— Record list —
========

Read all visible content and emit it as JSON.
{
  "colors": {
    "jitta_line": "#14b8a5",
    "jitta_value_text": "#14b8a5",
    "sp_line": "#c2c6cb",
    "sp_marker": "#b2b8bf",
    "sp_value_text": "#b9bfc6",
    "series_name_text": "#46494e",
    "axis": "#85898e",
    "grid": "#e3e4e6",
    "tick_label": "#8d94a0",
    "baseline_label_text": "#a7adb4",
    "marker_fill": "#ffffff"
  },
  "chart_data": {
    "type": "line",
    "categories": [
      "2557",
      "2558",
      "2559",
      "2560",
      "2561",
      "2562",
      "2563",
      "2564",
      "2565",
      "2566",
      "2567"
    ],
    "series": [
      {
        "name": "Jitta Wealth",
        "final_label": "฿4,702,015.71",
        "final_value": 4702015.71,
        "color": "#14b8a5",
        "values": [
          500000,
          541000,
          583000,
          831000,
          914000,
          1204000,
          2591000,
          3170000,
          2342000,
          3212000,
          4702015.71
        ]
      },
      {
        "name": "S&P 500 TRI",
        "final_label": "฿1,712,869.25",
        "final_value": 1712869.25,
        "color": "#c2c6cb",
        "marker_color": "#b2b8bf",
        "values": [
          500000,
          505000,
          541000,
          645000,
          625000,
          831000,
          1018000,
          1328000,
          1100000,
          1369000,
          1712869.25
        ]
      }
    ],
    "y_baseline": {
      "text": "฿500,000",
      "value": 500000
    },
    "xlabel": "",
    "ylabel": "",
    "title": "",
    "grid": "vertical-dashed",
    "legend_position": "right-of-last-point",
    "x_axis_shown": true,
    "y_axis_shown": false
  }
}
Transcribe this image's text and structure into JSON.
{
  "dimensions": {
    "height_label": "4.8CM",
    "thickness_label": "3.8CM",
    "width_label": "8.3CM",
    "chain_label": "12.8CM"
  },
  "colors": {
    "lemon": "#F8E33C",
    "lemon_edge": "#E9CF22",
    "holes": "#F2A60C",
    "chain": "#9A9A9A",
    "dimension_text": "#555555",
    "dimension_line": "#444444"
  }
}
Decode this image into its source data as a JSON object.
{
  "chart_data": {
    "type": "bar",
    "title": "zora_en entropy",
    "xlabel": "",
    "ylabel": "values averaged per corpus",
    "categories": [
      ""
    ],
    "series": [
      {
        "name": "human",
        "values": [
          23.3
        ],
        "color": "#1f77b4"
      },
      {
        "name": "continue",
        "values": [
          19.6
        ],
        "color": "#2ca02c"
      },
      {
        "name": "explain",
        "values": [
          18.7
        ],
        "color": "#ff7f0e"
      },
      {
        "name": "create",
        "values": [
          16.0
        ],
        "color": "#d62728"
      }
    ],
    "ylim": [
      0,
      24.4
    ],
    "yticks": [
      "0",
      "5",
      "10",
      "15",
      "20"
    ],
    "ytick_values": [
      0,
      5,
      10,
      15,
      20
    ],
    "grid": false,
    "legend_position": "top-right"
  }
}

========

— Objective —
Retype the data exactly as given.

— Expected answer —
Read all visible content and emit it as JSON.
{
  "colors": {
    "jitta_line": "#14b8a5",
    "jitta_value_text": "#14b8a5",
    "sp_line": "#c2c6cb",
    "sp_marker": "#b2b8bf",
    "sp_value_text": "#b9bfc6",
    "series_name_text": "#46494e",
    "axis": "#85898e",
    "grid": "#e3e4e6",
    "tick_label": "#8d94a0",
    "baseline_label_text": "#a7adb4",
    "marker_fill": "#ffffff"
  },
  "chart_data": {
    "type": "line",
    "categories": [
      "2557",
      "2558",
      "2559",
      "2560",
      "2561",
      "2562",
      "2563",
      "2564",
      "2565",
      "2566",
      "2567"
    ],
    "series": [
      {
        "name": "Jitta Wealth",
        "final_label": "฿4,702,015.71",
        "final_value": 4702015.71,
        "color": "#14b8a5",
        "values": [
          500000,
          541000,
          583000,
          831000,
          914000,
          1204000,
          2591000,
          3170000,
          2342000,
          3212000,
          4702015.71
        ]
      },
      {
        "name": "S&P 500 TRI",
        "final_label": "฿1,712,869.25",
        "final_value": 1712869.25,
        "color": "#c2c6cb",
        "marker_color": "#b2b8bf",
        "values": [
          500000,
          505000,
          541000,
          645000,
          625000,
          831000,
          1018000,
          1328000,
          1100000,
          1369000,
          1712869.25
        ]
      }
    ],
    "y_baseline": {
      "text": "฿500,000",
      "value": 500000
    },
    "xlabel": "",
    "ylabel": "",
    "title": "",
    "grid": "vertical-dashed",
    "legend_position": "right-of-last-point",
    "x_axis_shown": true,
    "y_axis_shown": false
  }
}
Transcribe this image's text and structure into JSON.
{
  "dimensions": {
    "height_label": "4.8CM",
    "thickness_label": "3.8CM",
    "width_label": "8.3CM",
    "chain_label": "12.8CM"
  },
  "colors": {
    "lemon": "#F8E33C",
    "lemon_edge": "#E9CF22",
    "holes": "#F2A60C",
    "chain": "#9A9A9A",
    "dimension_text": "#555555",
    "dimension_line": "#444444"
  }
}
Decode this image into its source data as a JSON object.
{
  "chart_data": {
    "type": "bar",
    "title": "zora_en entropy",
    "xlabel": "",
    "ylabel": "values averaged per corpus",
    "categories": [
      ""
    ],
    "series": [
      {
        "name": "human",
        "values": [
          23.3
        ],
        "color": "#1f77b4"
      },
      {
        "name": "continue",
        "values": [
          19.6
        ],
        "color": "#2ca02c"
      },
      {
        "name": "explain",
        "values": [
          18.7
        ],
        "color": "#ff7f0e"
      },
      {
        "name": "create",
        "values": [
          16.0
        ],
        "color": "#d62728"
      }
    ],
    "ylim": [
      0,
      24.4
    ],
    "yticks": [
      "0",
      "5",
      "10",
      "15",
      "20"
    ],
    "ytick_values": [
      0,
      5,
      10,
      15,
      20
    ],
    "grid": false,
    "legend_position": "top-right"
  }
}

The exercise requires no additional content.